(Records from a collection)

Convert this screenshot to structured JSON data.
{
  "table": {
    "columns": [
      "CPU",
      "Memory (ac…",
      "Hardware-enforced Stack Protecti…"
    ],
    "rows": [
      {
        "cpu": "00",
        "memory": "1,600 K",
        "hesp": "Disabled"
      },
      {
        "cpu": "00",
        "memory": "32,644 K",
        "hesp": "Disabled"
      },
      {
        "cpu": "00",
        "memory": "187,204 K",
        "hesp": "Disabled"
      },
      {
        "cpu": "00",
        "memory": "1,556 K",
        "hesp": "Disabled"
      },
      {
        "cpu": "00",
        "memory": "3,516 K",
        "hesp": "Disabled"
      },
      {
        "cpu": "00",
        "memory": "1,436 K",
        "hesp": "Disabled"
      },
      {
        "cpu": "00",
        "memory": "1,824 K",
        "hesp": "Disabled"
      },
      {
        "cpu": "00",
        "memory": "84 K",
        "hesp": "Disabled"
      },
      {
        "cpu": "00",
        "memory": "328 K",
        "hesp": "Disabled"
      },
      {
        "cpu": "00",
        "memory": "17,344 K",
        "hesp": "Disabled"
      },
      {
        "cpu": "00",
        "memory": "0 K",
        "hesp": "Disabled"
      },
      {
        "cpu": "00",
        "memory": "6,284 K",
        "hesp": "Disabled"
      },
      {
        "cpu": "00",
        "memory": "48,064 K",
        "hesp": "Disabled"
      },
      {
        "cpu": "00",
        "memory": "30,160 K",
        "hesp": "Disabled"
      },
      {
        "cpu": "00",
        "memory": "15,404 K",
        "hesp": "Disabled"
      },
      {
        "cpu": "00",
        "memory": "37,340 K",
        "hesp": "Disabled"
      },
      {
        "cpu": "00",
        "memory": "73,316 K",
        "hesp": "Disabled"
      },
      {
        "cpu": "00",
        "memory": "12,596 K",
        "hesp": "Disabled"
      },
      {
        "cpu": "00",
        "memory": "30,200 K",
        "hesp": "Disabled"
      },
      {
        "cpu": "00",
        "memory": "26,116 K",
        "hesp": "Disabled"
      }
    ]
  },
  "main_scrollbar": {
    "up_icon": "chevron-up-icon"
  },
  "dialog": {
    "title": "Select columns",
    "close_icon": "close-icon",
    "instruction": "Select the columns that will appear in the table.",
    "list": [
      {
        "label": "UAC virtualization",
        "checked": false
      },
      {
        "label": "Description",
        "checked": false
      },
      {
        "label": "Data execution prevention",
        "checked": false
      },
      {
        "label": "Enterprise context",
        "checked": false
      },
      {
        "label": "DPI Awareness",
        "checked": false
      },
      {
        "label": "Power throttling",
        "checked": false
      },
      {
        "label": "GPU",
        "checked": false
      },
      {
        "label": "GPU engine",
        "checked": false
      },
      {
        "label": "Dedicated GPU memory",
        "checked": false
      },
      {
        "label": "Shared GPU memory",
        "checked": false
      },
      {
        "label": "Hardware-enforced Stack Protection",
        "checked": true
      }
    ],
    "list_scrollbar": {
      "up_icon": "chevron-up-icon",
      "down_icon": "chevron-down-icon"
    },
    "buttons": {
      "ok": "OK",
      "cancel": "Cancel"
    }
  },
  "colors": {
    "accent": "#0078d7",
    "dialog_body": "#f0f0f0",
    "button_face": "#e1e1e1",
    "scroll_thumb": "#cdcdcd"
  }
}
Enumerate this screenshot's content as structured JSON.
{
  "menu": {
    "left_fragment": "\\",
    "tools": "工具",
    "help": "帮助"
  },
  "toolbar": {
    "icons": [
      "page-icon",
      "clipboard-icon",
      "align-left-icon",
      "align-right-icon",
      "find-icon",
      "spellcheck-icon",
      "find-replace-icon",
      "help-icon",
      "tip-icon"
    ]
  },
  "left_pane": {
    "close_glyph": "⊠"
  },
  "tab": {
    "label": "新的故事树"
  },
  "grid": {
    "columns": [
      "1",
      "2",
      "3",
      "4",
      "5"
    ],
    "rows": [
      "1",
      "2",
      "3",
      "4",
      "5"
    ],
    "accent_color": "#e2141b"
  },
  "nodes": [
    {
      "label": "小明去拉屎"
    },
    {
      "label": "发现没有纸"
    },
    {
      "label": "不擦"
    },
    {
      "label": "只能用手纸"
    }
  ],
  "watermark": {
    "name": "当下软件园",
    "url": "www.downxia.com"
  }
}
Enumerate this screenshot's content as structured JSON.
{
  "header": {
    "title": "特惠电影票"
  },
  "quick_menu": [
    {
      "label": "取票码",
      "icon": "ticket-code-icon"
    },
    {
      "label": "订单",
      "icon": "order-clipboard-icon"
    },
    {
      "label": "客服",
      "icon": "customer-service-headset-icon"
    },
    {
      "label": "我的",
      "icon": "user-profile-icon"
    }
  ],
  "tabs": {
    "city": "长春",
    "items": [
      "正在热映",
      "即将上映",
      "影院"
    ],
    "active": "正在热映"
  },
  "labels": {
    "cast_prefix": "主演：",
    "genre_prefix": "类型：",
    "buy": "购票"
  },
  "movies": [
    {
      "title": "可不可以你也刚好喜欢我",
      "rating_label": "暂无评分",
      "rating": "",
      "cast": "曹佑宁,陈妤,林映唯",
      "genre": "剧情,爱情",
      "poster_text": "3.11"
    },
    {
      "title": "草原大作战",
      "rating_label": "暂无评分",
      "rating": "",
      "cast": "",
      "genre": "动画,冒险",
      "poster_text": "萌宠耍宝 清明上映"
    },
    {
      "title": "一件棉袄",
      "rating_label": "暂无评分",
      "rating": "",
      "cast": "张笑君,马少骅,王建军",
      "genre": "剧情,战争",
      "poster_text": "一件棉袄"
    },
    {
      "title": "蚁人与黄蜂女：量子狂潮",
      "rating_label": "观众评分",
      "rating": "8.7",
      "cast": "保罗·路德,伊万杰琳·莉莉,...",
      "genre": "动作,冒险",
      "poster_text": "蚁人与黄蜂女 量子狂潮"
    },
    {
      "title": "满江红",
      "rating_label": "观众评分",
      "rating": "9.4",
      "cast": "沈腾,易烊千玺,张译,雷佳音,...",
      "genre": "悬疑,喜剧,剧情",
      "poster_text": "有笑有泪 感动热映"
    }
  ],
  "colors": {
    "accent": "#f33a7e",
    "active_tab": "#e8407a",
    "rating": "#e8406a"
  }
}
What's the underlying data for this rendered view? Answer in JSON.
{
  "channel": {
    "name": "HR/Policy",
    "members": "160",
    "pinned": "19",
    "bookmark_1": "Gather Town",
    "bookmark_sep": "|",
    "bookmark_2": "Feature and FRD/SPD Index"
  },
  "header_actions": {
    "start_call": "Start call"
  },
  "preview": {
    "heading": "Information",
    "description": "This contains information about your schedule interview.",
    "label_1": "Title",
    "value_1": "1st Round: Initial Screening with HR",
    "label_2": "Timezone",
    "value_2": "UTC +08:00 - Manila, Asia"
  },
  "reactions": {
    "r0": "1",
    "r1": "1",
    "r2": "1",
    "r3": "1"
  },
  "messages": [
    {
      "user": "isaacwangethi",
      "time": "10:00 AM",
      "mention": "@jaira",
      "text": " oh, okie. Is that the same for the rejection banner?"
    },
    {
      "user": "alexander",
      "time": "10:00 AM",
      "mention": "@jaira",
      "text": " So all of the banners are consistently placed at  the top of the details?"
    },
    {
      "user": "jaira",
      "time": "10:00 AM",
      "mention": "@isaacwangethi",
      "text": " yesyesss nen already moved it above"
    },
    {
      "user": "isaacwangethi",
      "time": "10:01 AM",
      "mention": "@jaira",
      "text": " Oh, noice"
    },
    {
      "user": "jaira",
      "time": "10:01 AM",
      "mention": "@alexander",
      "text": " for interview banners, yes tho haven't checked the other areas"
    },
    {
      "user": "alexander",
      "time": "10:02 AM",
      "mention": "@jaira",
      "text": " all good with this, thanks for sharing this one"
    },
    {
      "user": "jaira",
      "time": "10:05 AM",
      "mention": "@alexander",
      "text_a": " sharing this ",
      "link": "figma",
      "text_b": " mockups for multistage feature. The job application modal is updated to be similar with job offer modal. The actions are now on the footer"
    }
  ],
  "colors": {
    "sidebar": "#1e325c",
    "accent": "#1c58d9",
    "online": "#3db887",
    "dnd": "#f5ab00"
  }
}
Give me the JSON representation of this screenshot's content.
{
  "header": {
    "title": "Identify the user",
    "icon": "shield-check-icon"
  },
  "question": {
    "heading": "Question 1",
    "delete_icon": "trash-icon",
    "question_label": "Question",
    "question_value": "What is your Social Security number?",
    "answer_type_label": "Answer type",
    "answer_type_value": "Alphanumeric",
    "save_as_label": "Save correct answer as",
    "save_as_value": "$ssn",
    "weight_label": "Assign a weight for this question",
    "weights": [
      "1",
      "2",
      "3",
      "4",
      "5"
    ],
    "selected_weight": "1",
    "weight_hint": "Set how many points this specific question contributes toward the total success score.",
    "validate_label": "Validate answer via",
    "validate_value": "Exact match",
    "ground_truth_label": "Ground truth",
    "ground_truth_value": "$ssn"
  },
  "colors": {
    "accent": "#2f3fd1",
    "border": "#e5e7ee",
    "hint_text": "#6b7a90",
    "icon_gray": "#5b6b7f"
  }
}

Exercise requirements
Copy every line of the entries above in which "clipboard" occurs.

Output of the task
      "clipboard-icon",
      "icon": "order-clipboard-icon"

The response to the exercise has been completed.